WHAT YOU NEED TO DO >> Without the pictures, can you quote each line below exactly?

[Data records]
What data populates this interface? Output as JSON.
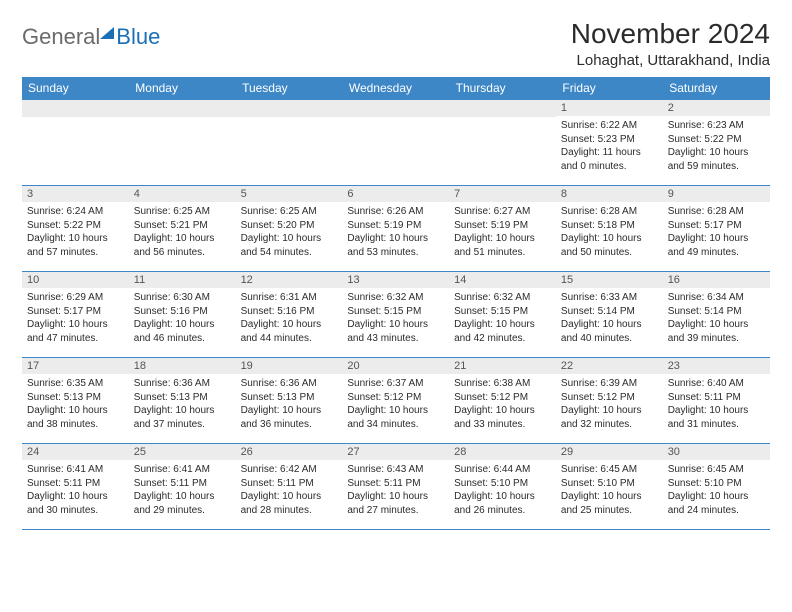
{
  "logo": {
    "general": "General",
    "blue": "Blue"
  },
  "header": {
    "month_title": "November 2024",
    "location": "Lohaghat, Uttarakhand, India"
  },
  "calendar": {
    "header_bg": "#3d87c7",
    "header_fg": "#ffffff",
    "daynum_bg": "#ececec",
    "border_color": "#3d87c7",
    "columns": [
      "Sunday",
      "Monday",
      "Tuesday",
      "Wednesday",
      "Thursday",
      "Friday",
      "Saturday"
    ],
    "weeks": [
      [
        {
          "blank": true
        },
        {
          "blank": true
        },
        {
          "blank": true
        },
        {
          "blank": true
        },
        {
          "blank": true
        },
        {
          "day": "1",
          "sunrise": "Sunrise: 6:22 AM",
          "sunset": "Sunset: 5:23 PM",
          "daylight": "Daylight: 11 hours and 0 minutes."
        },
        {
          "day": "2",
          "sunrise": "Sunrise: 6:23 AM",
          "sunset": "Sunset: 5:22 PM",
          "daylight": "Daylight: 10 hours and 59 minutes."
        }
      ],
      [
        {
          "day": "3",
          "sunrise": "Sunrise: 6:24 AM",
          "sunset": "Sunset: 5:22 PM",
          "daylight": "Daylight: 10 hours and 57 minutes."
        },
        {
          "day": "4",
          "sunrise": "Sunrise: 6:25 AM",
          "sunset": "Sunset: 5:21 PM",
          "daylight": "Daylight: 10 hours and 56 minutes."
        },
        {
          "day": "5",
          "sunrise": "Sunrise: 6:25 AM",
          "sunset": "Sunset: 5:20 PM",
          "daylight": "Daylight: 10 hours and 54 minutes."
        },
        {
          "day": "6",
          "sunrise": "Sunrise: 6:26 AM",
          "sunset": "Sunset: 5:19 PM",
          "daylight": "Daylight: 10 hours and 53 minutes."
        },
        {
          "day": "7",
          "sunrise": "Sunrise: 6:27 AM",
          "sunset": "Sunset: 5:19 PM",
          "daylight": "Daylight: 10 hours and 51 minutes."
        },
        {
          "day": "8",
          "sunrise": "Sunrise: 6:28 AM",
          "sunset": "Sunset: 5:18 PM",
          "daylight": "Daylight: 10 hours and 50 minutes."
        },
        {
          "day": "9",
          "sunrise": "Sunrise: 6:28 AM",
          "sunset": "Sunset: 5:17 PM",
          "daylight": "Daylight: 10 hours and 49 minutes."
        }
      ],
      [
        {
          "day": "10",
          "sunrise": "Sunrise: 6:29 AM",
          "sunset": "Sunset: 5:17 PM",
          "daylight": "Daylight: 10 hours and 47 minutes."
        },
        {
          "day": "11",
          "sunrise": "Sunrise: 6:30 AM",
          "sunset": "Sunset: 5:16 PM",
          "daylight": "Daylight: 10 hours and 46 minutes."
        },
        {
          "day": "12",
          "sunrise": "Sunrise: 6:31 AM",
          "sunset": "Sunset: 5:16 PM",
          "daylight": "Daylight: 10 hours and 44 minutes."
        },
        {
          "day": "13",
          "sunrise": "Sunrise: 6:32 AM",
          "sunset": "Sunset: 5:15 PM",
          "daylight": "Daylight: 10 hours and 43 minutes."
        },
        {
          "day": "14",
          "sunrise": "Sunrise: 6:32 AM",
          "sunset": "Sunset: 5:15 PM",
          "daylight": "Daylight: 10 hours and 42 minutes."
        },
        {
          "day": "15",
          "sunrise": "Sunrise: 6:33 AM",
          "sunset": "Sunset: 5:14 PM",
          "daylight": "Daylight: 10 hours and 40 minutes."
        },
        {
          "day": "16",
          "sunrise": "Sunrise: 6:34 AM",
          "sunset": "Sunset: 5:14 PM",
          "daylight": "Daylight: 10 hours and 39 minutes."
        }
      ],
      [
        {
          "day": "17",
          "sunrise": "Sunrise: 6:35 AM",
          "sunset": "Sunset: 5:13 PM",
          "daylight": "Daylight: 10 hours and 38 minutes."
        },
        {
          "day": "18",
          "sunrise": "Sunrise: 6:36 AM",
          "sunset": "Sunset: 5:13 PM",
          "daylight": "Daylight: 10 hours and 37 minutes."
        },
        {
          "day": "19",
          "sunrise": "Sunrise: 6:36 AM",
          "sunset": "Sunset: 5:13 PM",
          "daylight": "Daylight: 10 hours and 36 minutes."
        },
        {
          "day": "20",
          "sunrise": "Sunrise: 6:37 AM",
          "sunset": "Sunset: 5:12 PM",
          "daylight": "Daylight: 10 hours and 34 minutes."
        },
        {
          "day": "21",
          "sunrise": "Sunrise: 6:38 AM",
          "sunset": "Sunset: 5:12 PM",
          "daylight": "Daylight: 10 hours and 33 minutes."
        },
        {
          "day": "22",
          "sunrise": "Sunrise: 6:39 AM",
          "sunset": "Sunset: 5:12 PM",
          "daylight": "Daylight: 10 hours and 32 minutes."
        },
        {
          "day": "23",
          "sunrise": "Sunrise: 6:40 AM",
          "sunset": "Sunset: 5:11 PM",
          "daylight": "Daylight: 10 hours and 31 minutes."
        }
      ],
      [
        {
          "day": "24",
          "sunrise": "Sunrise: 6:41 AM",
          "sunset": "Sunset: 5:11 PM",
          "daylight": "Daylight: 10 hours and 30 minutes."
        },
        {
          "day": "25",
          "sunrise": "Sunrise: 6:41 AM",
          "sunset": "Sunset: 5:11 PM",
          "daylight": "Daylight: 10 hours and 29 minutes."
        },
        {
          "day": "26",
          "sunrise": "Sunrise: 6:42 AM",
          "sunset": "Sunset: 5:11 PM",
          "daylight": "Daylight: 10 hours and 28 minutes."
        },
        {
          "day": "27",
          "sunrise": "Sunrise: 6:43 AM",
          "sunset": "Sunset: 5:11 PM",
          "daylight": "Daylight: 10 hours and 27 minutes."
        },
        {
          "day": "28",
          "sunrise": "Sunrise: 6:44 AM",
          "sunset": "Sunset: 5:10 PM",
          "daylight": "Daylight: 10 hours and 26 minutes."
        },
        {
          "day": "29",
          "sunrise": "Sunrise: 6:45 AM",
          "sunset": "Sunset: 5:10 PM",
          "daylight": "Daylight: 10 hours and 25 minutes."
        },
        {
          "day": "30",
          "sunrise": "Sunrise: 6:45 AM",
          "sunset": "Sunset: 5:10 PM",
          "daylight": "Daylight: 10 hours and 24 minutes."
        }
      ]
    ]
  }
}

ANSWER TO THE EXERCISE >>
What data populates this interface? Output as JSON.
{
  "logo": {
    "general": "General",
    "blue": "Blue"
  },
  "header": {
    "month_title": "November 2024",
    "location": "Lohaghat, Uttarakhand, India"
  },
  "calendar": {
    "header_bg": "#3d87c7",
    "header_fg": "#ffffff",
    "daynum_bg": "#ececec",
    "border_color": "#3d87c7",
    "columns": [
      "Sunday",
      "Monday",
      "Tuesday",
      "Wednesday",
      "Thursday",
      "Friday",
      "Saturday"
    ],
    "weeks": [
      [
        {
          "blank": true
        },
        {
          "blank": true
        },
        {
          "blank": true
        },
        {
          "blank": true
        },
        {
          "blank": true
        },
        {
          "day": "1",
          "sunrise": "Sunrise: 6:22 AM",
          "sunset": "Sunset: 5:23 PM",
          "daylight": "Daylight: 11 hours and 0 minutes."
        },
        {
          "day": "2",
          "sunrise": "Sunrise: 6:23 AM",
          "sunset": "Sunset: 5:22 PM",
          "daylight": "Daylight: 10 hours and 59 minutes."
        }
      ],
      [
        {
          "day": "3",
          "sunrise": "Sunrise: 6:24 AM",
          "sunset": "Sunset: 5:22 PM",
          "daylight": "Daylight: 10 hours and 57 minutes."
        },
        {
          "day": "4",
          "sunrise": "Sunrise: 6:25 AM",
          "sunset": "Sunset: 5:21 PM",
          "daylight": "Daylight: 10 hours and 56 minutes."
        },
        {
          "day": "5",
          "sunrise": "Sunrise: 6:25 AM",
          "sunset": "Sunset: 5:20 PM",
          "daylight": "Daylight: 10 hours and 54 minutes."
        },
        {
          "day": "6",
          "sunrise": "Sunrise: 6:26 AM",
          "sunset": "Sunset: 5:19 PM",
          "daylight": "Daylight: 10 hours and 53 minutes."
        },
        {
          "day": "7",
          "sunrise": "Sunrise: 6:27 AM",
          "sunset": "Sunset: 5:19 PM",
          "daylight": "Daylight: 10 hours and 51 minutes."
        },
        {
          "day": "8",
          "sunrise": "Sunrise: 6:28 AM",
          "sunset": "Sunset: 5:18 PM",
          "daylight": "Daylight: 10 hours and 50 minutes."
        },
        {
          "day": "9",
          "sunrise": "Sunrise: 6:28 AM",
          "sunset": "Sunset: 5:17 PM",
          "daylight": "Daylight: 10 hours and 49 minutes."
        }
      ],
      [
        {
          "day": "10",
          "sunrise": "Sunrise: 6:29 AM",
          "sunset": "Sunset: 5:17 PM",
          "daylight": "Daylight: 10 hours and 47 minutes."
        },
        {
          "day": "11",
          "sunrise": "Sunrise: 6:30 AM",
          "sunset": "Sunset: 5:16 PM",
          "daylight": "Daylight: 10 hours and 46 minutes."
        },
        {
          "day": "12",
          "sunrise": "Sunrise: 6:31 AM",
          "sunset": "Sunset: 5:16 PM",
          "daylight": "Daylight: 10 hours and 44 minutes."
        },
        {
          "day": "13",
          "sunrise": "Sunrise: 6:32 AM",
          "sunset": "Sunset: 5:15 PM",
          "daylight": "Daylight: 10 hours and 43 minutes."
        },
        {
          "day": "14",
          "sunrise": "Sunrise: 6:32 AM",
          "sunset": "Sunset: 5:15 PM",
          "daylight": "Daylight: 10 hours and 42 minutes."
        },
        {
          "day": "15",
          "sunrise": "Sunrise: 6:33 AM",
          "sunset": "Sunset: 5:14 PM",
          "daylight": "Daylight: 10 hours and 40 minutes."
        },
        {
          "day": "16",
          "sunrise": "Sunrise: 6:34 AM",
          "sunset": "Sunset: 5:14 PM",
          "daylight": "Daylight: 10 hours and 39 minutes."
        }
      ],
      [
        {
          "day": "17",
          "sunrise": "Sunrise: 6:35 AM",
          "sunset": "Sunset: 5:13 PM",
          "daylight": "Daylight: 10 hours and 38 minutes."
        },
        {
          "day": "18",
          "sunrise": "Sunrise: 6:36 AM",
          "sunset": "Sunset: 5:13 PM",
          "daylight": "Daylight: 10 hours and 37 minutes."
        },
        {
          "day": "19",
          "sunrise": "Sunrise: 6:36 AM",
          "sunset": "Sunset: 5:13 PM",
          "daylight": "Daylight: 10 hours and 36 minutes."
        },
        {
          "day": "20",
          "sunrise": "Sunrise: 6:37 AM",
          "sunset": "Sunset: 5:12 PM",
          "daylight": "Daylight: 10 hours and 34 minutes."
        },
        {
          "day": "21",
          "sunrise": "Sunrise: 6:38 AM",
          "sunset": "Sunset: 5:12 PM",
          "daylight": "Daylight: 10 hours and 33 minutes."
        },
        {
          "day": "22",
          "sunrise": "Sunrise: 6:39 AM",
          "sunset": "Sunset: 5:12 PM",
          "daylight": "Daylight: 10 hours and 32 minutes."
        },
        {
          "day": "23",
          "sunrise": "Sunrise: 6:40 AM",
          "sunset": "Sunset: 5:11 PM",
          "daylight": "Daylight: 10 hours and 31 minutes."
        }
      ],
      [
        {
          "day": "24",
          "sunrise": "Sunrise: 6:41 AM",
          "sunset": "Sunset: 5:11 PM",
          "daylight": "Daylight: 10 hours and 30 minutes."
        },
        {
          "day": "25",
          "sunrise": "Sunrise: 6:41 AM",
          "sunset": "Sunset: 5:11 PM",
          "daylight": "Daylight: 10 hours and 29 minutes."
        },
        {
          "day": "26",
          "sunrise": "Sunrise: 6:42 AM",
          "sunset": "Sunset: 5:11 PM",
          "daylight": "Daylight: 10 hours and 28 minutes."
        },
        {
          "day": "27",
          "sunrise": "Sunrise: 6:43 AM",
          "sunset": "Sunset: 5:11 PM",
          "daylight": "Daylight: 10 hours and 27 minutes."
        },
        {
          "day": "28",
          "sunrise": "Sunrise: 6:44 AM",
          "sunset": "Sunset: 5:10 PM",
          "daylight": "Daylight: 10 hours and 26 minutes."
        },
        {
          "day": "29",
          "sunrise": "Sunrise: 6:45 AM",
          "sunset": "Sunset: 5:10 PM",
          "daylight": "Daylight: 10 hours and 25 minutes."
        },
        {
          "day": "30",
          "sunrise": "Sunrise: 6:45 AM",
          "sunset": "Sunset: 5:10 PM",
          "daylight": "Daylight: 10 hours and 24 minutes."
        }
      ]
    ]
  }
}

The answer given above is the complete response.